- What you are asked to do
Every line of the material is to be repeated exactly as it stands.

-- start of Material --

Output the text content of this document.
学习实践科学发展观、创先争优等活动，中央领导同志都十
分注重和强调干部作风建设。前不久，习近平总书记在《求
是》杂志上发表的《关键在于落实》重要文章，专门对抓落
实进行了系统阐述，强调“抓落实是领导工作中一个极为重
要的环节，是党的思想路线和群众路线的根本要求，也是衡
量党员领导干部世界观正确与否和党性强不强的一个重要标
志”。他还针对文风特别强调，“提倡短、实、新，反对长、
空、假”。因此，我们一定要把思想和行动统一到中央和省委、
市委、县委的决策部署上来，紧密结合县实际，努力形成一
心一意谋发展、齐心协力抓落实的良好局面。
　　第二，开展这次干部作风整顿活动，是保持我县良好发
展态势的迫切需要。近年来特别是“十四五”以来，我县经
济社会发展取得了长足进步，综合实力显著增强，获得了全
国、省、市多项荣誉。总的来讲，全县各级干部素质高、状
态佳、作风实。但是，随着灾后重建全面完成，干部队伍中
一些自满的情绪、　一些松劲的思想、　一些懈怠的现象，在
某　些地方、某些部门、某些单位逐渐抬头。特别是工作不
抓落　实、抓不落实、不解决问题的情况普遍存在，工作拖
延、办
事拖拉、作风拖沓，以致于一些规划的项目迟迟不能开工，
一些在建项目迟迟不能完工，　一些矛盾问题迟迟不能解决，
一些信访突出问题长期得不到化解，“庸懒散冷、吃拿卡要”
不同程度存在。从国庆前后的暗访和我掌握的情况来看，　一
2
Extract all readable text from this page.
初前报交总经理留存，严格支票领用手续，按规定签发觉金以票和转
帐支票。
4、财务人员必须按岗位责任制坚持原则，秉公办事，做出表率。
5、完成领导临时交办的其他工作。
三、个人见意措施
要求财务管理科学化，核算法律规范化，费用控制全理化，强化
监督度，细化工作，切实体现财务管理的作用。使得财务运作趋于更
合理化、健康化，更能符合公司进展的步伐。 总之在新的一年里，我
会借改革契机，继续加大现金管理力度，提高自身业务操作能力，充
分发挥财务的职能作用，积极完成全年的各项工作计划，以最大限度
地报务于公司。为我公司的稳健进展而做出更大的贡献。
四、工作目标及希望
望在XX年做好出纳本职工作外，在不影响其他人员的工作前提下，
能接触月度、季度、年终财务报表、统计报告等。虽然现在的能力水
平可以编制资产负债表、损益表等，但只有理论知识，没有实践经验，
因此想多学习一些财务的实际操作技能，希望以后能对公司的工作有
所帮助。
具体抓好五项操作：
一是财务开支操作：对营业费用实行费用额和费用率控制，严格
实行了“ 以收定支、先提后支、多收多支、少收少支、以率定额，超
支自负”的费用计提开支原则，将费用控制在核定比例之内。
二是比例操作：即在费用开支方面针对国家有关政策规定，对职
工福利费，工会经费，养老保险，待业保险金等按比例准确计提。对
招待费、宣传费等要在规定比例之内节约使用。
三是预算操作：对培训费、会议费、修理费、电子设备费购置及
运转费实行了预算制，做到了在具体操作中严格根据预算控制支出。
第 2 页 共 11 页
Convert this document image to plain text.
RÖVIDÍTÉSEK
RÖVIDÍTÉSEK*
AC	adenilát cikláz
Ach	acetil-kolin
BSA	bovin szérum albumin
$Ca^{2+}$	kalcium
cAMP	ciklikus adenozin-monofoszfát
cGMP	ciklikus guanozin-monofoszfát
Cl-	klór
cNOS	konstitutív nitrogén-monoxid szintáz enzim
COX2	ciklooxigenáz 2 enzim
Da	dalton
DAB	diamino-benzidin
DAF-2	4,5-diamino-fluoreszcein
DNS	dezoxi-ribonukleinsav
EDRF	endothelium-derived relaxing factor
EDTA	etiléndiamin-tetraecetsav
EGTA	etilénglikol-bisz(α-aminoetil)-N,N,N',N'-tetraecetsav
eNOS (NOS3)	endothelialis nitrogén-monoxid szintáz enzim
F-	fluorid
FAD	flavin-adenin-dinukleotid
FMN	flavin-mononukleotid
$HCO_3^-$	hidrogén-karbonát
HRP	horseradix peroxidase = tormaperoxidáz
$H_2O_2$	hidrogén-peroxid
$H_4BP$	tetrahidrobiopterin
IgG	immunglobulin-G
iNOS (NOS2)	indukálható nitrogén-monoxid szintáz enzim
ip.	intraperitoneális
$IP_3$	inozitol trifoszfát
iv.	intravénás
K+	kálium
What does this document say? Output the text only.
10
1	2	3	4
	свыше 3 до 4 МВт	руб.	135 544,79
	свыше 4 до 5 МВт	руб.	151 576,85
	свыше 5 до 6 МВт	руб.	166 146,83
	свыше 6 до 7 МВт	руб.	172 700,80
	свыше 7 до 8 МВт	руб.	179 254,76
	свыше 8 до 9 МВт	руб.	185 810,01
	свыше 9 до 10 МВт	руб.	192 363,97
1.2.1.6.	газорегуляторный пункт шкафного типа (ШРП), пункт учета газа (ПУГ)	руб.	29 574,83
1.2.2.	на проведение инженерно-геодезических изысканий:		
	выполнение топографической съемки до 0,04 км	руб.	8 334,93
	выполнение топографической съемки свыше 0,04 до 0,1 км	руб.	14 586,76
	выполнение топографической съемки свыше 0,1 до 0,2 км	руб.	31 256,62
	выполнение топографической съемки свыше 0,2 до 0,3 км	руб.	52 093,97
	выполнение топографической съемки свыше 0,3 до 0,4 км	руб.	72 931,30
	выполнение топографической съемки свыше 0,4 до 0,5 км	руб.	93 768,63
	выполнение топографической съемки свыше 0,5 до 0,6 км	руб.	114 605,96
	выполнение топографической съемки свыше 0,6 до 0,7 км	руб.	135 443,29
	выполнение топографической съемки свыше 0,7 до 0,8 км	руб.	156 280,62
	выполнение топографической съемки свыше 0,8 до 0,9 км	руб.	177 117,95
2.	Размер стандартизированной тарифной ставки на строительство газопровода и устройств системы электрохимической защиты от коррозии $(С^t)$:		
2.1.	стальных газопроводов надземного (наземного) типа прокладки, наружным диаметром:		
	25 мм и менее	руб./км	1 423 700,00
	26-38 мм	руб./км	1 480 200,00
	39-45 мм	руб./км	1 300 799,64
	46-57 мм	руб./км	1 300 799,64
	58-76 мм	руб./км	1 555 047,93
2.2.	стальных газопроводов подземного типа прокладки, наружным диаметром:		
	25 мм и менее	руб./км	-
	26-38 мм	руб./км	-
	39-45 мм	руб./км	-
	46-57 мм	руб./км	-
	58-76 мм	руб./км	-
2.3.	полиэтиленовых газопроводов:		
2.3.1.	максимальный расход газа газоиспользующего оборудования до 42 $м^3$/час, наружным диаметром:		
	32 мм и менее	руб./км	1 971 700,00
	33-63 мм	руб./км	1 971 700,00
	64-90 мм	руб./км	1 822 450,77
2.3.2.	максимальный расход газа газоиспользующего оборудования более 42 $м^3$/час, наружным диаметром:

-- end of Material --

- Task response
Output the text content of this document.
学习实践科学发展观、创先争优等活动，中央领导同志都十
分注重和强调干部作风建设。前不久，习近平总书记在《求
是》杂志上发表的《关键在于落实》重要文章，专门对抓落
实进行了系统阐述，强调“抓落实是领导工作中一个极为重
要的环节，是党的思想路线和群众路线的根本要求，也是衡
量党员领导干部世界观正确与否和党性强不强的一个重要标
志”。他还针对文风特别强调，“提倡短、实、新，反对长、
空、假”。因此，我们一定要把思想和行动统一到中央和省委、
市委、县委的决策部署上来，紧密结合县实际，努力形成一
心一意谋发展、齐心协力抓落实的良好局面。
　　第二，开展这次干部作风整顿活动，是保持我县良好发
展态势的迫切需要。近年来特别是“十四五”以来，我县经
济社会发展取得了长足进步，综合实力显著增强，获得了全
国、省、市多项荣誉。总的来讲，全县各级干部素质高、状
态佳、作风实。但是，随着灾后重建全面完成，干部队伍中
一些自满的情绪、　一些松劲的思想、　一些懈怠的现象，在
某　些地方、某些部门、某些单位逐渐抬头。特别是工作不
抓落　实、抓不落实、不解决问题的情况普遍存在，工作拖
延、办
事拖拉、作风拖沓，以致于一些规划的项目迟迟不能开工，
一些在建项目迟迟不能完工，　一些矛盾问题迟迟不能解决，
一些信访突出问题长期得不到化解，“庸懒散冷、吃拿卡要”
不同程度存在。从国庆前后的暗访和我掌握的情况来看，　一
2
Extract all readable text from this page.
初前报交总经理留存，严格支票领用手续，按规定签发觉金以票和转
帐支票。
4、财务人员必须按岗位责任制坚持原则，秉公办事，做出表率。
5、完成领导临时交办的其他工作。
三、个人见意措施
要求财务管理科学化，核算法律规范化，费用控制全理化，强化
监督度，细化工作，切实体现财务管理的作用。使得财务运作趋于更
合理化、健康化，更能符合公司进展的步伐。 总之在新的一年里，我
会借改革契机，继续加大现金管理力度，提高自身业务操作能力，充
分发挥财务的职能作用，积极完成全年的各项工作计划，以最大限度
地报务于公司。为我公司的稳健进展而做出更大的贡献。
四、工作目标及希望
望在XX年做好出纳本职工作外，在不影响其他人员的工作前提下，
能接触月度、季度、年终财务报表、统计报告等。虽然现在的能力水
平可以编制资产负债表、损益表等，但只有理论知识，没有实践经验，
因此想多学习一些财务的实际操作技能，希望以后能对公司的工作有
所帮助。
具体抓好五项操作：
一是财务开支操作：对营业费用实行费用额和费用率控制，严格
实行了“ 以收定支、先提后支、多收多支、少收少支、以率定额，超
支自负”的费用计提开支原则，将费用控制在核定比例之内。
二是比例操作：即在费用开支方面针对国家有关政策规定，对职
工福利费，工会经费，养老保险，待业保险金等按比例准确计提。对
招待费、宣传费等要在规定比例之内节约使用。
三是预算操作：对培训费、会议费、修理费、电子设备费购置及
运转费实行了预算制，做到了在具体操作中严格根据预算控制支出。
第 2 页 共 11 页
Convert this document image to plain text.
RÖVIDÍTÉSEK
RÖVIDÍTÉSEK*
AC	adenilát cikláz
Ach	acetil-kolin
BSA	bovin szérum albumin
$Ca^{2+}$	kalcium
cAMP	ciklikus adenozin-monofoszfát
cGMP	ciklikus guanozin-monofoszfát
Cl-	klór
cNOS	konstitutív nitrogén-monoxid szintáz enzim
COX2	ciklooxigenáz 2 enzim
Da	dalton
DAB	diamino-benzidin
DAF-2	4,5-diamino-fluoreszcein
DNS	dezoxi-ribonukleinsav
EDRF	endothelium-derived relaxing factor
EDTA	etiléndiamin-tetraecetsav
EGTA	etilénglikol-bisz(α-aminoetil)-N,N,N',N'-tetraecetsav
eNOS (NOS3)	endothelialis nitrogén-monoxid szintáz enzim
F-	fluorid
FAD	flavin-adenin-dinukleotid
FMN	flavin-mononukleotid
$HCO_3^-$	hidrogén-karbonát
HRP	horseradix peroxidase = tormaperoxidáz
$H_2O_2$	hidrogén-peroxid
$H_4BP$	tetrahidrobiopterin
IgG	immunglobulin-G
iNOS (NOS2)	indukálható nitrogén-monoxid szintáz enzim
ip.	intraperitoneális
$IP_3$	inozitol trifoszfát
iv.	intravénás
K+	kálium
What does this document say? Output the text only.
10
1	2	3	4
	свыше 3 до 4 МВт	руб.	135 544,79
	свыше 4 до 5 МВт	руб.	151 576,85
	свыше 5 до 6 МВт	руб.	166 146,83
	свыше 6 до 7 МВт	руб.	172 700,80
	свыше 7 до 8 МВт	руб.	179 254,76
	свыше 8 до 9 МВт	руб.	185 810,01
	свыше 9 до 10 МВт	руб.	192 363,97
1.2.1.6.	газорегуляторный пункт шкафного типа (ШРП), пункт учета газа (ПУГ)	руб.	29 574,83
1.2.2.	на проведение инженерно-геодезических изысканий:		
	выполнение топографической съемки до 0,04 км	руб.	8 334,93
	выполнение топографической съемки свыше 0,04 до 0,1 км	руб.	14 586,76
	выполнение топографической съемки свыше 0,1 до 0,2 км	руб.	31 256,62
	выполнение топографической съемки свыше 0,2 до 0,3 км	руб.	52 093,97
	выполнение топографической съемки свыше 0,3 до 0,4 км	руб.	72 931,30
	выполнение топографической съемки свыше 0,4 до 0,5 км	руб.	93 768,63
	выполнение топографической съемки свыше 0,5 до 0,6 км	руб.	114 605,96
	выполнение топографической съемки свыше 0,6 до 0,7 км	руб.	135 443,29
	выполнение топографической съемки свыше 0,7 до 0,8 км	руб.	156 280,62
	выполнение топографической съемки свыше 0,8 до 0,9 км	руб.	177 117,95
2.	Размер стандартизированной тарифной ставки на строительство газопровода и устройств системы электрохимической защиты от коррозии $(С^t)$:		
2.1.	стальных газопроводов надземного (наземного) типа прокладки, наружным диаметром:		
	25 мм и менее	руб./км	1 423 700,00
	26-38 мм	руб./км	1 480 200,00
	39-45 мм	руб./км	1 300 799,64
	46-57 мм	руб./км	1 300 799,64
	58-76 мм	руб./км	1 555 047,93
2.2.	стальных газопроводов подземного типа прокладки, наружным диаметром:		
	25 мм и менее	руб./км	-
	26-38 мм	руб./км	-
	39-45 мм	руб./км	-
	46-57 мм	руб./км	-
	58-76 мм	руб./км	-
2.3.	полиэтиленовых газопроводов:		
2.3.1.	максимальный расход газа газоиспользующего оборудования до 42 $м^3$/час, наружным диаметром:		
	32 мм и менее	руб./км	1 971 700,00
	33-63 мм	руб./км	1 971 700,00
	64-90 мм	руб./км	1 822 450,77
2.3.2.	максимальный расход газа газоиспользующего оборудования более 42 $м^3$/час, наружным диаметром:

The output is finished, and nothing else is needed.